§ MATERIAL:
---------------
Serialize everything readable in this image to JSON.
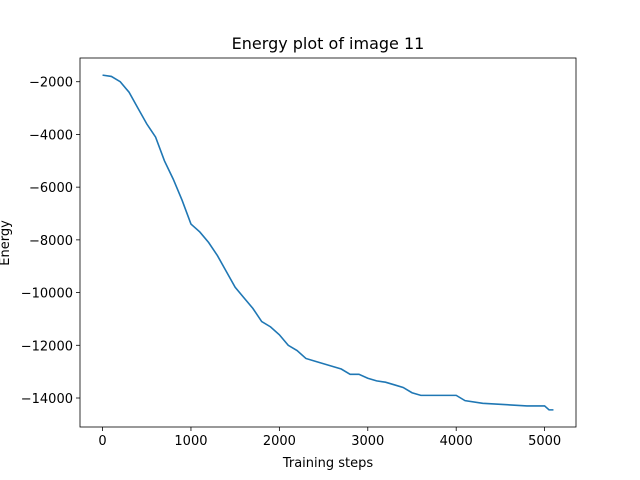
{
  "chart_data": {
    "type": "line",
    "title": "Energy plot of image 11",
    "x_label": "Training steps",
    "y_label": "Energy",
    "series": [
      {
        "color": "#1f77b4",
        "x": [
          0,
          100,
          200,
          300,
          400,
          500,
          600,
          700,
          800,
          900,
          1000,
          1100,
          1200,
          1300,
          1400,
          1500,
          1600,
          1700,
          1800,
          1900,
          2000,
          2100,
          2200,
          2300,
          2400,
          2500,
          2600,
          2700,
          2800,
          2900,
          3000,
          3100,
          3200,
          3300,
          3400,
          3500,
          3600,
          3800,
          4000,
          4100,
          4300,
          4800,
          5000,
          5050,
          5100
        ],
        "values": [
          -1750,
          -1800,
          -2000,
          -2400,
          -3000,
          -3600,
          -4100,
          -5000,
          -5700,
          -6500,
          -7400,
          -7700,
          -8100,
          -8600,
          -9200,
          -9800,
          -10200,
          -10600,
          -11100,
          -11300,
          -11600,
          -12000,
          -12200,
          -12500,
          -12600,
          -12700,
          -12800,
          -12900,
          -13100,
          -13100,
          -13250,
          -13350,
          -13400,
          -13500,
          -13600,
          -13800,
          -13900,
          -13900,
          -13900,
          -14100,
          -14200,
          -14300,
          -14300,
          -14450,
          -14450
        ]
      }
    ],
    "xlim": [
      -255,
      5355
    ],
    "ylim": [
      -15100,
      -1100
    ],
    "xticks": [
      0,
      1000,
      2000,
      3000,
      4000,
      5000
    ],
    "yticks": [
      {
        "value": -14000,
        "label": "−14000"
      },
      {
        "value": -12000,
        "label": "−12000"
      },
      {
        "value": -10000,
        "label": "−10000"
      },
      {
        "value": -8000,
        "label": "−8000"
      },
      {
        "value": -6000,
        "label": "−6000"
      },
      {
        "value": -4000,
        "label": "−4000"
      },
      {
        "value": -2000,
        "label": "−2000"
      }
    ]
  }
}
---------------
Collect, from the material above, every line containing the word "image".

Serialize everything readable in this image to JSON.
    "title": "Energy plot of image 11",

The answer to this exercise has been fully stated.